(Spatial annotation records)
★ ★ ★ ★ ★

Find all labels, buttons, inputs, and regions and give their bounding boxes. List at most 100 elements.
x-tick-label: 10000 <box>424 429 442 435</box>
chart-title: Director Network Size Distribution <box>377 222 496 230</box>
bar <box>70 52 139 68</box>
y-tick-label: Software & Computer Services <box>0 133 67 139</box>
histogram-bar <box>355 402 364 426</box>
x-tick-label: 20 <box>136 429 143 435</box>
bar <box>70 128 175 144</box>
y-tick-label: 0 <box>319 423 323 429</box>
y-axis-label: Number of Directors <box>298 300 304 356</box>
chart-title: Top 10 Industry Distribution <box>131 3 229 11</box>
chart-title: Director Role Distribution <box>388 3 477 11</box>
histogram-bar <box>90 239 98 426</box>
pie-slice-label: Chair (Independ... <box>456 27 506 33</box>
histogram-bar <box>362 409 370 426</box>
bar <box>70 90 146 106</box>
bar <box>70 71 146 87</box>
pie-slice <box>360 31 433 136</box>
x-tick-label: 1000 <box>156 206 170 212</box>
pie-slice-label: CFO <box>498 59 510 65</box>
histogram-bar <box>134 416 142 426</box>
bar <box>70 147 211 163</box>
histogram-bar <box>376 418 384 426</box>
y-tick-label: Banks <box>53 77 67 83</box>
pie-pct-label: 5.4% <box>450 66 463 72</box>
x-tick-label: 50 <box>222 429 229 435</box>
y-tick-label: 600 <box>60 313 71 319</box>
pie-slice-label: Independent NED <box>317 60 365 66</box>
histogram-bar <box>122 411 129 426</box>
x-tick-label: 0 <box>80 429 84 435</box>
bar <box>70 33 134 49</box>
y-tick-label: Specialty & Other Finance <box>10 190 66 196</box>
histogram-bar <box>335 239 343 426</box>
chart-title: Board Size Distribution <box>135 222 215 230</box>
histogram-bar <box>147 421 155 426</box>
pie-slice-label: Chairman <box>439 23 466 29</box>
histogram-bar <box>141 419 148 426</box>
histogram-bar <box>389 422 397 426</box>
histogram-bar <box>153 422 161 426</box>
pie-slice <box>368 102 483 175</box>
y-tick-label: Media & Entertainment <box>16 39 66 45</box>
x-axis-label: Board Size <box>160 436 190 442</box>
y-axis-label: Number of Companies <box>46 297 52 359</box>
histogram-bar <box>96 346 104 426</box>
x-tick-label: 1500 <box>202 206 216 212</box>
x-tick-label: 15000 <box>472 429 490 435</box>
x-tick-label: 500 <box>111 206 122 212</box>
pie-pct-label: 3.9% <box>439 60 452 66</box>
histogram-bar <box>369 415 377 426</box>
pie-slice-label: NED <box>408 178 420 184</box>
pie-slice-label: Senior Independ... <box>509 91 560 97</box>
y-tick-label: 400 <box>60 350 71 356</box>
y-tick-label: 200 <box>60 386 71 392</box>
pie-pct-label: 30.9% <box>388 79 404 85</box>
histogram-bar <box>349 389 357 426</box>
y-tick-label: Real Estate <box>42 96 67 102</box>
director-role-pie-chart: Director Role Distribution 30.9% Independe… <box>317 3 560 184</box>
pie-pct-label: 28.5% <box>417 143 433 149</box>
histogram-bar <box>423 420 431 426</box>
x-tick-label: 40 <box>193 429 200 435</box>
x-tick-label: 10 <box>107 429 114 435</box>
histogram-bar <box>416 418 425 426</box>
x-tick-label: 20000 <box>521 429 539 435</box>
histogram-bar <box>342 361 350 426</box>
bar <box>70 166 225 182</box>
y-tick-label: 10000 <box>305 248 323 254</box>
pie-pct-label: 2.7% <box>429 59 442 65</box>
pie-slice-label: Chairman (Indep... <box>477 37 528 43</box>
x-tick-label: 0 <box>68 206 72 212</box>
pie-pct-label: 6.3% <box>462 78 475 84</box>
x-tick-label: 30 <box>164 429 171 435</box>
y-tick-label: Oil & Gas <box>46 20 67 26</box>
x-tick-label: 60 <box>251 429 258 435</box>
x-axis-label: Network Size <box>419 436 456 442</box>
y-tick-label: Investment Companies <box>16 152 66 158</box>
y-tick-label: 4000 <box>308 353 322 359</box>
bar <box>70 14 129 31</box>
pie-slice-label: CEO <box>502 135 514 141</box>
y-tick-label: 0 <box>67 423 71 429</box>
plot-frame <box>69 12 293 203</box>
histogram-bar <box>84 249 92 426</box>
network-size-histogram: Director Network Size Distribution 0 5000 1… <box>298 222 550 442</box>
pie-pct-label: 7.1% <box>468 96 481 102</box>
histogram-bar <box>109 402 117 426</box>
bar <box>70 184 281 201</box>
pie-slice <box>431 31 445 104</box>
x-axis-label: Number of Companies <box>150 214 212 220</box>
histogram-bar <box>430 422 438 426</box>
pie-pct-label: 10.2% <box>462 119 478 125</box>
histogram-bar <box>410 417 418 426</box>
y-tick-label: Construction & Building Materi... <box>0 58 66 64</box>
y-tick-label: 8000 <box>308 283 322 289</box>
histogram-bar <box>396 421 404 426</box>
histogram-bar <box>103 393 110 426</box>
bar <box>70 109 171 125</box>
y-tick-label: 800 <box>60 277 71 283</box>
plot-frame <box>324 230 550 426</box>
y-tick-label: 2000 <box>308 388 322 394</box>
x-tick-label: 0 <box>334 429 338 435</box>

★ ★ ★ ★ ★

__Task brief__
Rewrite the lines of the records above, replacing every "chart-title" with "title" and leaving everything else untouched.

__Answer to this task__
Find all labels, buttons, inputs, and regions and give their bounding boxes. List at most 100 elements.
x-tick-label: 10000 <box>424 429 442 435</box>
title: Director Network Size Distribution <box>377 222 496 230</box>
bar <box>70 52 139 68</box>
y-tick-label: Software & Computer Services <box>0 133 67 139</box>
histogram-bar <box>355 402 364 426</box>
x-tick-label: 20 <box>136 429 143 435</box>
bar <box>70 128 175 144</box>
y-tick-label: 0 <box>319 423 323 429</box>
y-axis-label: Number of Directors <box>298 300 304 356</box>
title: Top 10 Industry Distribution <box>131 3 229 11</box>
title: Director Role Distribution <box>388 3 477 11</box>
histogram-bar <box>90 239 98 426</box>
pie-slice-label: Chair (Independ... <box>456 27 506 33</box>
histogram-bar <box>362 409 370 426</box>
bar <box>70 90 146 106</box>
bar <box>70 71 146 87</box>
pie-slice <box>360 31 433 136</box>
x-tick-label: 1000 <box>156 206 170 212</box>
pie-slice-label: CFO <box>498 59 510 65</box>
histogram-bar <box>134 416 142 426</box>
bar <box>70 147 211 163</box>
histogram-bar <box>376 418 384 426</box>
y-tick-label: Banks <box>53 77 67 83</box>
pie-pct-label: 5.4% <box>450 66 463 72</box>
x-tick-label: 50 <box>222 429 229 435</box>
y-tick-label: 600 <box>60 313 71 319</box>
pie-slice-label: Independent NED <box>317 60 365 66</box>
histogram-bar <box>122 411 129 426</box>
x-tick-label: 0 <box>80 429 84 435</box>
bar <box>70 33 134 49</box>
y-tick-label: Specialty & Other Finance <box>10 190 66 196</box>
histogram-bar <box>335 239 343 426</box>
title: Board Size Distribution <box>135 222 215 230</box>
histogram-bar <box>147 421 155 426</box>
pie-slice-label: Chairman <box>439 23 466 29</box>
histogram-bar <box>141 419 148 426</box>
histogram-bar <box>389 422 397 426</box>
histogram-bar <box>153 422 161 426</box>
pie-slice <box>368 102 483 175</box>
y-tick-label: Media & Entertainment <box>16 39 66 45</box>
x-axis-label: Board Size <box>160 436 190 442</box>
y-axis-label: Number of Companies <box>46 297 52 359</box>
histogram-bar <box>96 346 104 426</box>
x-tick-label: 1500 <box>202 206 216 212</box>
x-tick-label: 15000 <box>472 429 490 435</box>
x-tick-label: 500 <box>111 206 122 212</box>
pie-pct-label: 3.9% <box>439 60 452 66</box>
histogram-bar <box>369 415 377 426</box>
pie-slice-label: NED <box>408 178 420 184</box>
pie-slice-label: Senior Independ... <box>509 91 560 97</box>
y-tick-label: 400 <box>60 350 71 356</box>
y-tick-label: 200 <box>60 386 71 392</box>
pie-pct-label: 30.9% <box>388 79 404 85</box>
histogram-bar <box>349 389 357 426</box>
y-tick-label: Real Estate <box>42 96 67 102</box>
director-role-pie-chart: Director Role Distribution 30.9% Independe… <box>317 3 560 184</box>
pie-pct-label: 28.5% <box>417 143 433 149</box>
histogram-bar <box>423 420 431 426</box>
x-tick-label: 40 <box>193 429 200 435</box>
x-tick-label: 10 <box>107 429 114 435</box>
histogram-bar <box>416 418 425 426</box>
x-tick-label: 20000 <box>521 429 539 435</box>
histogram-bar <box>342 361 350 426</box>
bar <box>70 166 225 182</box>
y-tick-label: 10000 <box>305 248 323 254</box>
pie-pct-label: 2.7% <box>429 59 442 65</box>
pie-slice-label: Chairman (Indep... <box>477 37 528 43</box>
x-tick-label: 0 <box>68 206 72 212</box>
pie-pct-label: 6.3% <box>462 78 475 84</box>
x-tick-label: 30 <box>164 429 171 435</box>
y-tick-label: Oil & Gas <box>46 20 67 26</box>
x-tick-label: 60 <box>251 429 258 435</box>
x-axis-label: Network Size <box>419 436 456 442</box>
y-tick-label: Investment Companies <box>16 152 66 158</box>
y-tick-label: 4000 <box>308 353 322 359</box>
bar <box>70 14 129 31</box>
pie-slice-label: CEO <box>502 135 514 141</box>
y-tick-label: 0 <box>67 423 71 429</box>
plot-frame <box>69 12 293 203</box>
histogram-bar <box>84 249 92 426</box>
network-size-histogram: Director Network Size Distribution 0 5000 1… <box>298 222 550 442</box>
pie-pct-label: 7.1% <box>468 96 481 102</box>
histogram-bar <box>109 402 117 426</box>
bar <box>70 184 281 201</box>
pie-slice <box>431 31 445 104</box>
x-axis-label: Number of Companies <box>150 214 212 220</box>
histogram-bar <box>430 422 438 426</box>
pie-pct-label: 10.2% <box>462 119 478 125</box>
histogram-bar <box>410 417 418 426</box>
y-tick-label: Construction & Building Materi... <box>0 58 66 64</box>
y-tick-label: 8000 <box>308 283 322 289</box>
histogram-bar <box>396 421 404 426</box>
histogram-bar <box>103 393 110 426</box>
bar <box>70 109 171 125</box>
y-tick-label: 800 <box>60 277 71 283</box>
plot-frame <box>324 230 550 426</box>
y-tick-label: 2000 <box>308 388 322 394</box>
x-tick-label: 0 <box>334 429 338 435</box>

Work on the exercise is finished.